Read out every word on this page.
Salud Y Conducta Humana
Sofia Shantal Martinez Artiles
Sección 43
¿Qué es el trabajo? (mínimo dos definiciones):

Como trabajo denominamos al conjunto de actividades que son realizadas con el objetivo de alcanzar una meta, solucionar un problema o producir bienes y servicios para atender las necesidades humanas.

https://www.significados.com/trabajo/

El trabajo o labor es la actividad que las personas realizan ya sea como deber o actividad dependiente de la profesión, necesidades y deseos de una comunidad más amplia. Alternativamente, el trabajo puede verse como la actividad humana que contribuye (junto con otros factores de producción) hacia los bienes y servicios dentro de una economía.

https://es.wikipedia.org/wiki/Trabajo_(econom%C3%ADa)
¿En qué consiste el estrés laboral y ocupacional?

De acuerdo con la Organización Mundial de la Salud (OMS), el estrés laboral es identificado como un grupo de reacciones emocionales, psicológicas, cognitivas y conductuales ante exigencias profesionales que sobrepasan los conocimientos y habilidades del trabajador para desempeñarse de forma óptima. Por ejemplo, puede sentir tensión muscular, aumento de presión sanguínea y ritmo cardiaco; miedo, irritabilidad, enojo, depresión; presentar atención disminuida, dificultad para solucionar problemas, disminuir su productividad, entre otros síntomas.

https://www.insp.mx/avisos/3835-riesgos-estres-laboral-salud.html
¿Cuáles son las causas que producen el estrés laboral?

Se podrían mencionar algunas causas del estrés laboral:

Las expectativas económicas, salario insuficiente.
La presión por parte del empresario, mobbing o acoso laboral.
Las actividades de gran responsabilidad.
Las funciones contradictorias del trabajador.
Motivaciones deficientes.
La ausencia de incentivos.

————

=== Your goal ===
Faithfully transcribe the whole of the data.

=== Expected answer ===
Read out every word on this page.
Salud Y Conducta Humana
Sofia Shantal Martinez Artiles
Sección 43
¿Qué es el trabajo? (mínimo dos definiciones):

Como trabajo denominamos al conjunto de actividades que son realizadas con el objetivo de alcanzar una meta, solucionar un problema o producir bienes y servicios para atender las necesidades humanas.

https://www.significados.com/trabajo/

El trabajo o labor es la actividad que las personas realizan ya sea como deber o actividad dependiente de la profesión, necesidades y deseos de una comunidad más amplia. Alternativamente, el trabajo puede verse como la actividad humana que contribuye (junto con otros factores de producción) hacia los bienes y servicios dentro de una economía.

https://es.wikipedia.org/wiki/Trabajo_(econom%C3%ADa)
¿En qué consiste el estrés laboral y ocupacional?

De acuerdo con la Organización Mundial de la Salud (OMS), el estrés laboral es identificado como un grupo de reacciones emocionales, psicológicas, cognitivas y conductuales ante exigencias profesionales que sobrepasan los conocimientos y habilidades del trabajador para desempeñarse de forma óptima. Por ejemplo, puede sentir tensión muscular, aumento de presión sanguínea y ritmo cardiaco; miedo, irritabilidad, enojo, depresión; presentar atención disminuida, dificultad para solucionar problemas, disminuir su productividad, entre otros síntomas.

https://www.insp.mx/avisos/3835-riesgos-estres-laboral-salud.html
¿Cuáles son las causas que producen el estrés laboral?

Se podrían mencionar algunas causas del estrés laboral:

Las expectativas económicas, salario insuficiente.
La presión por parte del empresario, mobbing o acoso laboral.
Las actividades de gran responsabilidad.
Las funciones contradictorias del trabajador.
Motivaciones deficientes.
La ausencia de incentivos.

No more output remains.